Copy every line from the data below in which the string "certains" can be found.

### Task material
⁂

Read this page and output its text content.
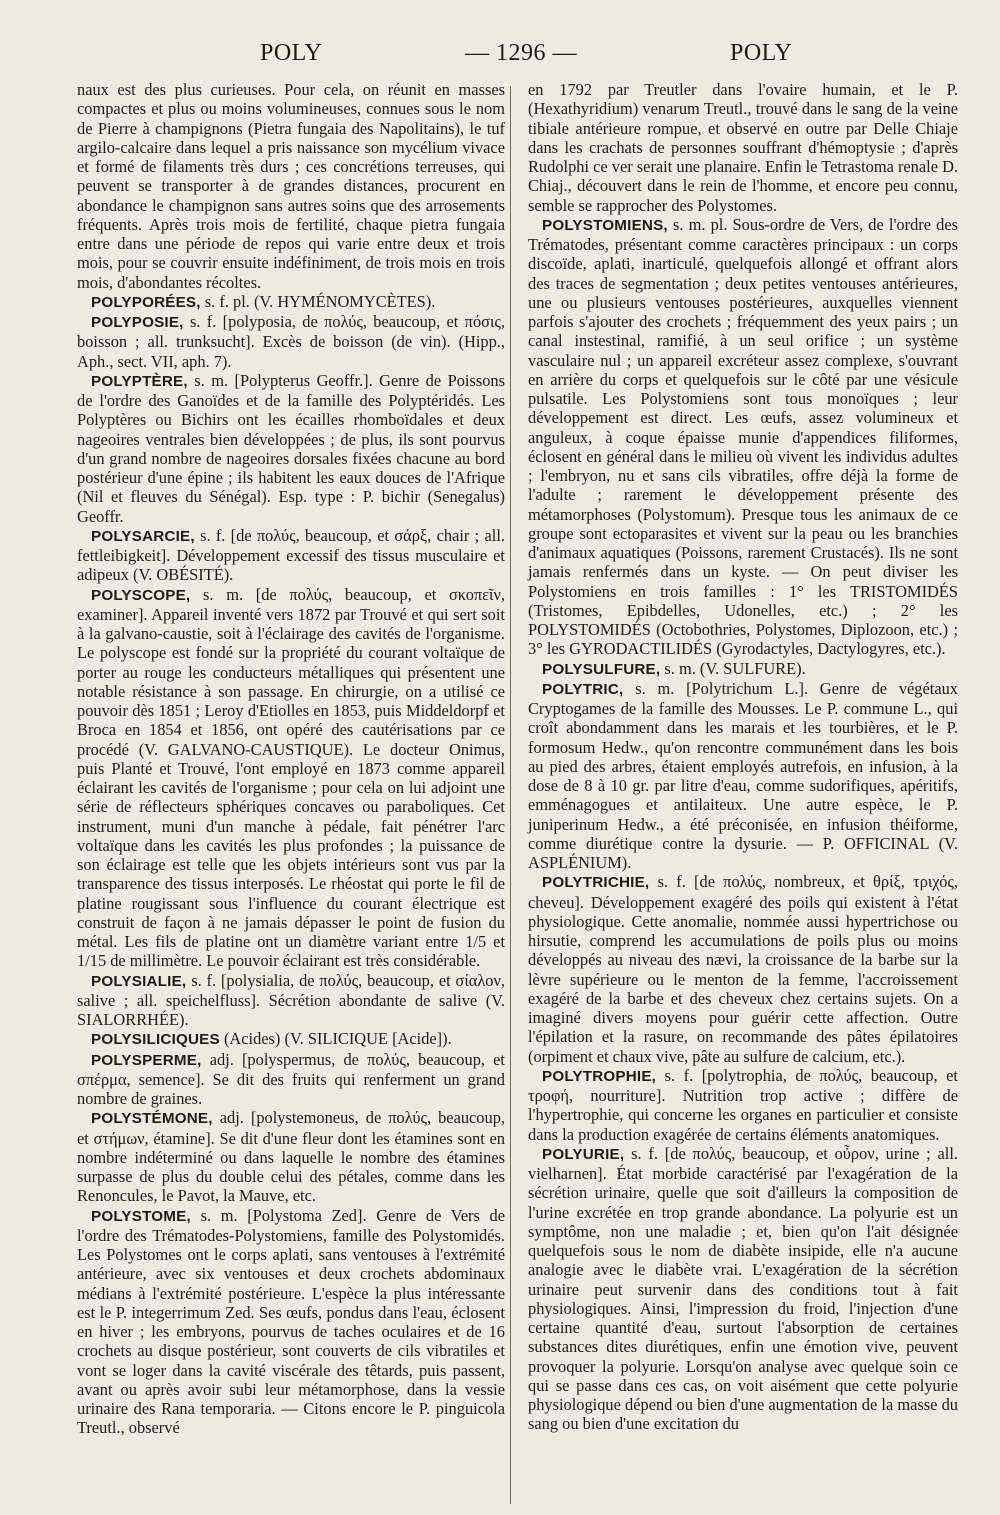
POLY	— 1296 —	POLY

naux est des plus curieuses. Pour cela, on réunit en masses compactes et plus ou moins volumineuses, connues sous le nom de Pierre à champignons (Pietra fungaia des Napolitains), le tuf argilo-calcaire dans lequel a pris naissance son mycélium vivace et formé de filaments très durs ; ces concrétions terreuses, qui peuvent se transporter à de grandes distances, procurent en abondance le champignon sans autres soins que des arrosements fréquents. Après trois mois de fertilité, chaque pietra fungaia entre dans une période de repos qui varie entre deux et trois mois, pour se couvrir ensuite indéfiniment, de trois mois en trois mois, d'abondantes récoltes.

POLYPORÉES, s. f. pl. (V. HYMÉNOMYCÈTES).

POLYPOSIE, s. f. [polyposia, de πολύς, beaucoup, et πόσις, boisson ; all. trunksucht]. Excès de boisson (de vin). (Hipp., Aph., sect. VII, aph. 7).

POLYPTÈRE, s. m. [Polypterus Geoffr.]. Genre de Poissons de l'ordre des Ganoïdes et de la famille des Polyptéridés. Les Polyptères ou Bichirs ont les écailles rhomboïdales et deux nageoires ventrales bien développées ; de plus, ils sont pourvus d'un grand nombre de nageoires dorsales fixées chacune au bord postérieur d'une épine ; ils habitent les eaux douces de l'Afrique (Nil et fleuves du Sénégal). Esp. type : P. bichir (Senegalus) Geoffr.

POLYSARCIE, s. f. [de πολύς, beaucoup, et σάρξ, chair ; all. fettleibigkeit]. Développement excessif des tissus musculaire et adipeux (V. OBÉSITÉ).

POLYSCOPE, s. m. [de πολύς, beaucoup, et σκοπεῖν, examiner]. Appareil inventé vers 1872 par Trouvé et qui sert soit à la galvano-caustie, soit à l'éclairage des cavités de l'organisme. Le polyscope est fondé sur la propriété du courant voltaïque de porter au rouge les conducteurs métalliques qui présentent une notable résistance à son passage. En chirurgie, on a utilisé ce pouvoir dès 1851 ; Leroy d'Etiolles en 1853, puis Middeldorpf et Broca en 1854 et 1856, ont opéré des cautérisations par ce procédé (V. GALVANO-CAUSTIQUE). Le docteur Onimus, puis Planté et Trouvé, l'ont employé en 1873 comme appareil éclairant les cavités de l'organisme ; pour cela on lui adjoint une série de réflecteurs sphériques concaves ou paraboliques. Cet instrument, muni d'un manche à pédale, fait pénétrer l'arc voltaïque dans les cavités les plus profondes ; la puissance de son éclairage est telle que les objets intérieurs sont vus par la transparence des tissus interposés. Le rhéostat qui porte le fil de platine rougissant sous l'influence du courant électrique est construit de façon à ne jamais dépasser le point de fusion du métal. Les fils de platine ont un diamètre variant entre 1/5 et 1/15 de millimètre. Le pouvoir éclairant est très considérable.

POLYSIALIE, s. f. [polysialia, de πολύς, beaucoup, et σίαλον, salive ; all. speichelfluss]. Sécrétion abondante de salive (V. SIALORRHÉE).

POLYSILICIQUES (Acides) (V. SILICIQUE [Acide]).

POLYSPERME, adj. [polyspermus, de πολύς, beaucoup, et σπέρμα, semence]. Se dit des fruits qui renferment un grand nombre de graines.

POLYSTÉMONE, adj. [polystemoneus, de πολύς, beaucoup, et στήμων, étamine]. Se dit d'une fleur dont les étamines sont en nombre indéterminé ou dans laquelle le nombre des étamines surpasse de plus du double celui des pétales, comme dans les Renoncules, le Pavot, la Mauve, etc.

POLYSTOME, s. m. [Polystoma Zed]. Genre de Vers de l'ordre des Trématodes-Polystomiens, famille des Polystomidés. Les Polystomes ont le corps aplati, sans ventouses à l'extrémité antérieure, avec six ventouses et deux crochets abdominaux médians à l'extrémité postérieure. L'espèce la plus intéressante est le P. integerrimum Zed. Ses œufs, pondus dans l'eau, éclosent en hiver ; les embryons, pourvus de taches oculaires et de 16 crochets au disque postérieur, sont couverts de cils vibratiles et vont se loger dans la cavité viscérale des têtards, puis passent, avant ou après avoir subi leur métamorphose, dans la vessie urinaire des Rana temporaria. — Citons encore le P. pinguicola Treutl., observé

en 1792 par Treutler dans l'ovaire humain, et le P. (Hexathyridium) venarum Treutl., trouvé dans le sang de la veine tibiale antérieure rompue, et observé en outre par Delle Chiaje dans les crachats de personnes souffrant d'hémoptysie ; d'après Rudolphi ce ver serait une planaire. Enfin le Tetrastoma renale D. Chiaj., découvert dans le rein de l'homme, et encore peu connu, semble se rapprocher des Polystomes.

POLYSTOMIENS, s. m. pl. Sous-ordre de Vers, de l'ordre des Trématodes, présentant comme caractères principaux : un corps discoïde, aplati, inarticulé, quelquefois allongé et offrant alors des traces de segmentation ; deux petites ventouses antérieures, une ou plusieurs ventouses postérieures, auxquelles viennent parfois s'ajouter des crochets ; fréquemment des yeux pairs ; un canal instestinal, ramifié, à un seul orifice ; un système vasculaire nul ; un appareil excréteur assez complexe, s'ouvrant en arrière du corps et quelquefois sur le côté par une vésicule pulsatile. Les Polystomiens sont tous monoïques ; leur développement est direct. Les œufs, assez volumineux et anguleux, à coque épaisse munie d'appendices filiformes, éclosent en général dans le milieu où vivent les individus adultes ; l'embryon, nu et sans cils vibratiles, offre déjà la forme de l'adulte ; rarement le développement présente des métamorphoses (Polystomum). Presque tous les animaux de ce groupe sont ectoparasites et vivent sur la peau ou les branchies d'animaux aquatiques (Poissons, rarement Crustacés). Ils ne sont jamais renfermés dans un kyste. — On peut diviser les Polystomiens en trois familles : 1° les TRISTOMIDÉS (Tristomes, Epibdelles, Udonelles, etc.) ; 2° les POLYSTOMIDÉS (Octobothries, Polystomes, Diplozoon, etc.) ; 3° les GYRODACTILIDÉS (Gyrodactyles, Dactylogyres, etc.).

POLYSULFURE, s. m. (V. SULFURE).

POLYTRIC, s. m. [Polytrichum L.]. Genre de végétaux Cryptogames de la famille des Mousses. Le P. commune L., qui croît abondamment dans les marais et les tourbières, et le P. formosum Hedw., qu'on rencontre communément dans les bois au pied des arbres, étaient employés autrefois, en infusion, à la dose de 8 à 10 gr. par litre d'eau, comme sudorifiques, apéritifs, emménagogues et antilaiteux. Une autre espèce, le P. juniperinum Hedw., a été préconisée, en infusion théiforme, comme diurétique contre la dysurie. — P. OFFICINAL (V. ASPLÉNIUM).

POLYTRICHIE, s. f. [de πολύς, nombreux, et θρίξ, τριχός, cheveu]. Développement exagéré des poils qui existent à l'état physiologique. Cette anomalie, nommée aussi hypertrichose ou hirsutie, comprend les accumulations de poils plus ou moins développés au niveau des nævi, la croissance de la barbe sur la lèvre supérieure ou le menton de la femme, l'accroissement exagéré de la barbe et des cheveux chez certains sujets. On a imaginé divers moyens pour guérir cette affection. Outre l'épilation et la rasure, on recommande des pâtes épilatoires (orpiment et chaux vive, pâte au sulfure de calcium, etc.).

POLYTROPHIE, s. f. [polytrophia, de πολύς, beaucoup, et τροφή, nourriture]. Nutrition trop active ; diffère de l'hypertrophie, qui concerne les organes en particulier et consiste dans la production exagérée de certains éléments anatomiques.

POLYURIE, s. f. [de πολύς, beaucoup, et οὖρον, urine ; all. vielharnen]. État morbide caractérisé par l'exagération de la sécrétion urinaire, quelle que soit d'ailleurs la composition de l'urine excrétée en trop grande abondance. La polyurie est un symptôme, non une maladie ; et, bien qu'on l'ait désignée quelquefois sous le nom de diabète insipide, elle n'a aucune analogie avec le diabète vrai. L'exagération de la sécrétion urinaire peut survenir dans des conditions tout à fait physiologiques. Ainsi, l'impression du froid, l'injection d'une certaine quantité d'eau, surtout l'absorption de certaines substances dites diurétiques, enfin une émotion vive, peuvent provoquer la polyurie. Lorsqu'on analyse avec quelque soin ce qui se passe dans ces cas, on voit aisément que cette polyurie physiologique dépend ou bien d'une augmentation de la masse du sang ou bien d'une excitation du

⁂

### Complete response
POLYTRICHIE, s. f. [de πολύς, nombreux, et θρίξ, τριχός, cheveu]. Développement exagéré des poils qui existent à l'état physiologique. Cette anomalie, nommée aussi hypertrichose ou hirsutie, comprend les accumulations de poils plus ou moins développés au niveau des nævi, la croissance de la barbe sur la lèvre supérieure ou le menton de la femme, l'accroissement exagéré de la barbe et des cheveux chez certains sujets. On a imaginé divers moyens pour guérir cette affection. Outre l'épilation et la rasure, on recommande des pâtes épilatoires (orpiment et chaux vive, pâte au sulfure de calcium, etc.).
POLYTROPHIE, s. f. [polytrophia, de πολύς, beaucoup, et τροφή, nourriture]. Nutrition trop active ; diffère de l'hypertrophie, qui concerne les organes en particulier et consiste dans la production exagérée de certains éléments anatomiques.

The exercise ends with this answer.